Scan the records below for the word "JSON" and give only the number of lines that hold it.
======
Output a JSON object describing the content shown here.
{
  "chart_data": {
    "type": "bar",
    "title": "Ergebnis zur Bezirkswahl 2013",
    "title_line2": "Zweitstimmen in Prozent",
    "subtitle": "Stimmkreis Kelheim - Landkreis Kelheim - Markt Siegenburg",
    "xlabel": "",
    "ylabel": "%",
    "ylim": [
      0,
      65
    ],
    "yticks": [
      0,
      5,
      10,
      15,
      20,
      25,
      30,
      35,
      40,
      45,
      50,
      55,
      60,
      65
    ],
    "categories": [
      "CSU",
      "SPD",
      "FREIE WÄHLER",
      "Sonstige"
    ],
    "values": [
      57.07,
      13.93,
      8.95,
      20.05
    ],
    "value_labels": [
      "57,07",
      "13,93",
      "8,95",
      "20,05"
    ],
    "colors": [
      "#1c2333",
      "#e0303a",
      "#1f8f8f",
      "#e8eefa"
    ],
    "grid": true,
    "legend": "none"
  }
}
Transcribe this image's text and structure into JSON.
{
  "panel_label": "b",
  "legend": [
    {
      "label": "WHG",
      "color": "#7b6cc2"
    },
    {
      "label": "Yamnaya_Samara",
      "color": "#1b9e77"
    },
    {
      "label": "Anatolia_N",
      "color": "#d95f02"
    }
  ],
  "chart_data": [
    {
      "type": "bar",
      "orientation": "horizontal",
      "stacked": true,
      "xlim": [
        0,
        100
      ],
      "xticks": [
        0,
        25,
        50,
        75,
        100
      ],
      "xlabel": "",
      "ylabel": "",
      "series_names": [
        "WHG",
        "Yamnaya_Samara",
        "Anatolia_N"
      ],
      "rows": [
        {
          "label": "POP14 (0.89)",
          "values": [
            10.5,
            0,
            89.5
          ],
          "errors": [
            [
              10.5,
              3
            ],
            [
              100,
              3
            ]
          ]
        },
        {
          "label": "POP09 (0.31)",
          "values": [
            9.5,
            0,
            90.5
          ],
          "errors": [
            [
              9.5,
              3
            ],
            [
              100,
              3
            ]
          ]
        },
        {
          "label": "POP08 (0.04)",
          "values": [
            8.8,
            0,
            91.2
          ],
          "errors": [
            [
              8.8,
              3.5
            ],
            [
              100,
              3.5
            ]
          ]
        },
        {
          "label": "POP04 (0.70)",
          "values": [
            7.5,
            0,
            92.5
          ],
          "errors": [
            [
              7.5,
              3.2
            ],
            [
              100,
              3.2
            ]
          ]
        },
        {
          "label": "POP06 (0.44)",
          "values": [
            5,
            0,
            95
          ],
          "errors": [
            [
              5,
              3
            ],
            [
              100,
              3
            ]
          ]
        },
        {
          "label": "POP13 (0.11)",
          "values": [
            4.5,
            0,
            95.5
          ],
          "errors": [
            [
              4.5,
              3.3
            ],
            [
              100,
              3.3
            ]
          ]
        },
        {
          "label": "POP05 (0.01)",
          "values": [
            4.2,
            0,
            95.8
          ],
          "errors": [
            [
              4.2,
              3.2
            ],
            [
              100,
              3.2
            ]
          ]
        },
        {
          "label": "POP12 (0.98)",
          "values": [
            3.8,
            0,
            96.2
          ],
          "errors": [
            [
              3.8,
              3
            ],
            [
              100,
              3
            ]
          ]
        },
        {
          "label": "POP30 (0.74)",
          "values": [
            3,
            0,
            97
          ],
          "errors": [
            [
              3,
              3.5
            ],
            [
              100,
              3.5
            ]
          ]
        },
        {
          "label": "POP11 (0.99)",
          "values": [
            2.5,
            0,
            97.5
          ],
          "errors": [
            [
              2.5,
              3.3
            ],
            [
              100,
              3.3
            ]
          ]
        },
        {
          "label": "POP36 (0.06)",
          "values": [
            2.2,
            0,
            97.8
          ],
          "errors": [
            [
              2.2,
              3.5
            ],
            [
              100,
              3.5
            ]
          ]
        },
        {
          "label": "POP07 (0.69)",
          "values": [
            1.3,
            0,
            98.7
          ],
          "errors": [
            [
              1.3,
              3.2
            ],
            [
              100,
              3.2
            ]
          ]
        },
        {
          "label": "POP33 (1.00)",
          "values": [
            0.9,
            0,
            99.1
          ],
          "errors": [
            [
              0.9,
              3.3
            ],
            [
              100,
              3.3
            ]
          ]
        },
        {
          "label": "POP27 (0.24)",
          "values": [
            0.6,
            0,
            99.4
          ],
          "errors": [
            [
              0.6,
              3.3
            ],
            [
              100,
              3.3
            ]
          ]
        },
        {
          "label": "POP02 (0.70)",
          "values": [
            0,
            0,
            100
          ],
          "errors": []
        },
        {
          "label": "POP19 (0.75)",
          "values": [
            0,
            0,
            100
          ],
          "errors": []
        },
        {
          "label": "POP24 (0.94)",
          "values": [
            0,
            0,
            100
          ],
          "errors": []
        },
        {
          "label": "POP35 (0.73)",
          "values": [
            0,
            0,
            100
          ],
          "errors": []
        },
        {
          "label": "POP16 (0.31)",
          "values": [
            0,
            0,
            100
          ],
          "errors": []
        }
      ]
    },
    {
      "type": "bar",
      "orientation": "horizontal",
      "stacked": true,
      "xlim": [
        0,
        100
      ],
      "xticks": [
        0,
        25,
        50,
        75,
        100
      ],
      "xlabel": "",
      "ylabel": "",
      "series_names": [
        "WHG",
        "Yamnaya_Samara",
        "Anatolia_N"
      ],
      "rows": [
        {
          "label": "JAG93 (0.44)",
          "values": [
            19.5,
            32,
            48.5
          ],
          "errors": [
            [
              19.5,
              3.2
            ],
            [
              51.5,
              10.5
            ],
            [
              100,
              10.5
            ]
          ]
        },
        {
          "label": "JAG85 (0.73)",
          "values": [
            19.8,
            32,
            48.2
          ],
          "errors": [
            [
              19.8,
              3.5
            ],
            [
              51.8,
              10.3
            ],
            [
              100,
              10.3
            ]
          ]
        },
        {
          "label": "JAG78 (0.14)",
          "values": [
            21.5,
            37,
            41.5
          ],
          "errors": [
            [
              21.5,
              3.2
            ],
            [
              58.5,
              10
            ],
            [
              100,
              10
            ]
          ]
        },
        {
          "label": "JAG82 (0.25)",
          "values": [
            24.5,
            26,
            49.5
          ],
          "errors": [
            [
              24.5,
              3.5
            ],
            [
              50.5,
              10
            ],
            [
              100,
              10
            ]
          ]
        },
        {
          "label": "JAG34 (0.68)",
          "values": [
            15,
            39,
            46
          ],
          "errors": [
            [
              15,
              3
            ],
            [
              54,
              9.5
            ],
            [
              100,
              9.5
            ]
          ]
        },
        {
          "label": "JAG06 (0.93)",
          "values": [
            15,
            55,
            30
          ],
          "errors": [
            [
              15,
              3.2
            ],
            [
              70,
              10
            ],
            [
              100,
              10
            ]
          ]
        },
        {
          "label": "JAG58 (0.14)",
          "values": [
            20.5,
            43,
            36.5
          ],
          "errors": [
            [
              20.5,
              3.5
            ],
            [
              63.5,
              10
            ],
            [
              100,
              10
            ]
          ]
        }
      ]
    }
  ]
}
======
ANSWER TO THE PROBLEM → 2